> _Given records_:
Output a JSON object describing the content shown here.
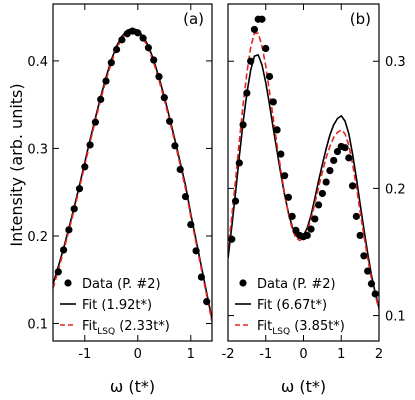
{
  "figure": {
    "ylabel": "Intensity (arb. units)"
  },
  "chart_data": [
    {
      "type": "line",
      "panel": "(a)",
      "xlabel": "ω (t*)",
      "ylabel": "Intensity (arb. units)",
      "xlim": [
        -1.6,
        1.4
      ],
      "ylim": [
        0.08,
        0.465
      ],
      "xticks": [
        -1,
        0,
        1
      ],
      "yticks": [
        0.1,
        0.2,
        0.3,
        0.4
      ],
      "ytick_side": "left",
      "legend_position": "bottom-left",
      "series": [
        {
          "name": "Data (P. #2)",
          "kind": "markers",
          "color": "#000000",
          "x": [
            -1.5,
            -1.4,
            -1.3,
            -1.2,
            -1.1,
            -1.0,
            -0.9,
            -0.8,
            -0.7,
            -0.6,
            -0.5,
            -0.4,
            -0.3,
            -0.2,
            -0.1,
            0.0,
            0.1,
            0.2,
            0.3,
            0.4,
            0.5,
            0.6,
            0.7,
            0.8,
            0.9,
            1.0,
            1.1,
            1.2,
            1.3
          ],
          "y": [
            0.159,
            0.184,
            0.207,
            0.231,
            0.254,
            0.279,
            0.304,
            0.33,
            0.356,
            0.377,
            0.398,
            0.413,
            0.424,
            0.431,
            0.434,
            0.432,
            0.426,
            0.415,
            0.401,
            0.382,
            0.358,
            0.331,
            0.303,
            0.276,
            0.245,
            0.213,
            0.183,
            0.153,
            0.125
          ]
        },
        {
          "name": "Fit (1.92t*)",
          "kind": "line",
          "color": "#000000",
          "dash": "solid",
          "x": [
            -1.6,
            -1.5,
            -1.4,
            -1.3,
            -1.2,
            -1.1,
            -1.0,
            -0.9,
            -0.8,
            -0.7,
            -0.6,
            -0.5,
            -0.4,
            -0.3,
            -0.2,
            -0.1,
            0.0,
            0.1,
            0.2,
            0.3,
            0.4,
            0.5,
            0.6,
            0.7,
            0.8,
            0.9,
            1.0,
            1.1,
            1.2,
            1.3,
            1.4
          ],
          "y": [
            0.145,
            0.165,
            0.186,
            0.209,
            0.233,
            0.258,
            0.284,
            0.31,
            0.335,
            0.359,
            0.381,
            0.401,
            0.417,
            0.428,
            0.435,
            0.437,
            0.435,
            0.428,
            0.417,
            0.401,
            0.381,
            0.359,
            0.335,
            0.31,
            0.284,
            0.258,
            0.225,
            0.195,
            0.165,
            0.135,
            0.105
          ]
        },
        {
          "name": "Fit_LSQ (2.33t*)",
          "kind": "line",
          "color": "#e8251f",
          "dash": "dashed",
          "x": [
            -1.6,
            -1.5,
            -1.4,
            -1.3,
            -1.2,
            -1.1,
            -1.0,
            -0.9,
            -0.8,
            -0.7,
            -0.6,
            -0.5,
            -0.4,
            -0.3,
            -0.2,
            -0.1,
            0.0,
            0.1,
            0.2,
            0.3,
            0.4,
            0.5,
            0.6,
            0.7,
            0.8,
            0.9,
            1.0,
            1.1,
            1.2,
            1.3,
            1.4
          ],
          "y": [
            0.14,
            0.161,
            0.183,
            0.206,
            0.23,
            0.255,
            0.281,
            0.307,
            0.332,
            0.356,
            0.378,
            0.398,
            0.414,
            0.426,
            0.433,
            0.435,
            0.433,
            0.426,
            0.414,
            0.398,
            0.378,
            0.356,
            0.332,
            0.307,
            0.281,
            0.254,
            0.222,
            0.192,
            0.162,
            0.132,
            0.102
          ]
        }
      ],
      "legend": [
        {
          "series": 0,
          "text": "Data (P. #2)"
        },
        {
          "series": 1,
          "text": "Fit (1.92t*)"
        },
        {
          "series": 2,
          "text_main": "Fit",
          "text_sub": "LSQ",
          "text_after": " (2.33t*)"
        }
      ]
    },
    {
      "type": "line",
      "panel": "(b)",
      "xlabel": "ω (t*)",
      "xlim": [
        -2.0,
        2.0
      ],
      "ylim": [
        0.08,
        0.345
      ],
      "xticks": [
        -2,
        -1,
        0,
        1,
        2
      ],
      "yticks": [
        0.1,
        0.2,
        0.3
      ],
      "ytick_side": "right",
      "legend_position": "bottom-left",
      "series": [
        {
          "name": "Data (P. #2)",
          "kind": "markers",
          "color": "#000000",
          "x": [
            -1.9,
            -1.8,
            -1.7,
            -1.6,
            -1.5,
            -1.4,
            -1.3,
            -1.2,
            -1.1,
            -1.0,
            -0.9,
            -0.8,
            -0.7,
            -0.6,
            -0.5,
            -0.4,
            -0.3,
            -0.2,
            -0.1,
            0.0,
            0.1,
            0.2,
            0.3,
            0.4,
            0.5,
            0.6,
            0.7,
            0.8,
            0.9,
            1.0,
            1.1,
            1.2,
            1.3,
            1.4,
            1.5,
            1.6,
            1.7,
            1.8,
            1.9
          ],
          "y": [
            0.16,
            0.19,
            0.22,
            0.25,
            0.275,
            0.3,
            0.325,
            0.333,
            0.333,
            0.31,
            0.288,
            0.268,
            0.246,
            0.227,
            0.21,
            0.193,
            0.178,
            0.167,
            0.163,
            0.162,
            0.163,
            0.168,
            0.176,
            0.187,
            0.196,
            0.205,
            0.214,
            0.222,
            0.229,
            0.233,
            0.232,
            0.224,
            0.202,
            0.178,
            0.163,
            0.147,
            0.135,
            0.125,
            0.117
          ]
        },
        {
          "name": "Fit (6.67t*)",
          "kind": "line",
          "color": "#000000",
          "dash": "solid",
          "x": [
            -2.0,
            -1.9,
            -1.8,
            -1.7,
            -1.6,
            -1.5,
            -1.4,
            -1.3,
            -1.2,
            -1.1,
            -1.0,
            -0.9,
            -0.8,
            -0.7,
            -0.6,
            -0.5,
            -0.4,
            -0.3,
            -0.2,
            -0.1,
            0.0,
            0.1,
            0.2,
            0.3,
            0.4,
            0.5,
            0.6,
            0.7,
            0.8,
            0.9,
            1.0,
            1.1,
            1.2,
            1.3,
            1.4,
            1.5,
            1.6,
            1.7,
            1.8,
            1.9,
            2.0
          ],
          "y": [
            0.145,
            0.17,
            0.197,
            0.225,
            0.252,
            0.275,
            0.293,
            0.304,
            0.305,
            0.297,
            0.283,
            0.266,
            0.247,
            0.229,
            0.211,
            0.195,
            0.181,
            0.17,
            0.163,
            0.161,
            0.163,
            0.169,
            0.179,
            0.192,
            0.206,
            0.219,
            0.231,
            0.242,
            0.25,
            0.255,
            0.257,
            0.253,
            0.243,
            0.227,
            0.208,
            0.188,
            0.168,
            0.149,
            0.132,
            0.118,
            0.106
          ]
        },
        {
          "name": "Fit_LSQ (3.85t*)",
          "kind": "line",
          "color": "#e8251f",
          "dash": "dashed",
          "x": [
            -2.0,
            -1.9,
            -1.8,
            -1.7,
            -1.6,
            -1.5,
            -1.4,
            -1.3,
            -1.2,
            -1.1,
            -1.0,
            -0.9,
            -0.8,
            -0.7,
            -0.6,
            -0.5,
            -0.4,
            -0.3,
            -0.2,
            -0.1,
            0.0,
            0.1,
            0.2,
            0.3,
            0.4,
            0.5,
            0.6,
            0.7,
            0.8,
            0.9,
            1.0,
            1.1,
            1.2,
            1.3,
            1.4,
            1.5,
            1.6,
            1.7,
            1.8,
            1.9,
            2.0
          ],
          "y": [
            0.152,
            0.178,
            0.207,
            0.237,
            0.266,
            0.291,
            0.311,
            0.322,
            0.322,
            0.312,
            0.296,
            0.276,
            0.255,
            0.234,
            0.214,
            0.196,
            0.18,
            0.168,
            0.161,
            0.159,
            0.161,
            0.167,
            0.176,
            0.188,
            0.201,
            0.213,
            0.224,
            0.233,
            0.24,
            0.244,
            0.246,
            0.243,
            0.234,
            0.219,
            0.201,
            0.182,
            0.163,
            0.145,
            0.129,
            0.116,
            0.105
          ]
        }
      ],
      "legend": [
        {
          "series": 0,
          "text": "Data (P. #2)"
        },
        {
          "series": 1,
          "text": "Fit (6.67t*)"
        },
        {
          "series": 2,
          "text_main": "Fit",
          "text_sub": "LSQ",
          "text_after": " (3.85t*)"
        }
      ]
    }
  ]
}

> _Exercise task_: From the entries above, copy every line where the word "units" shows up.

> _Correct output_:
    "ylabel": "Intensity (arb. units)"
      "ylabel": "Intensity (arb. units)",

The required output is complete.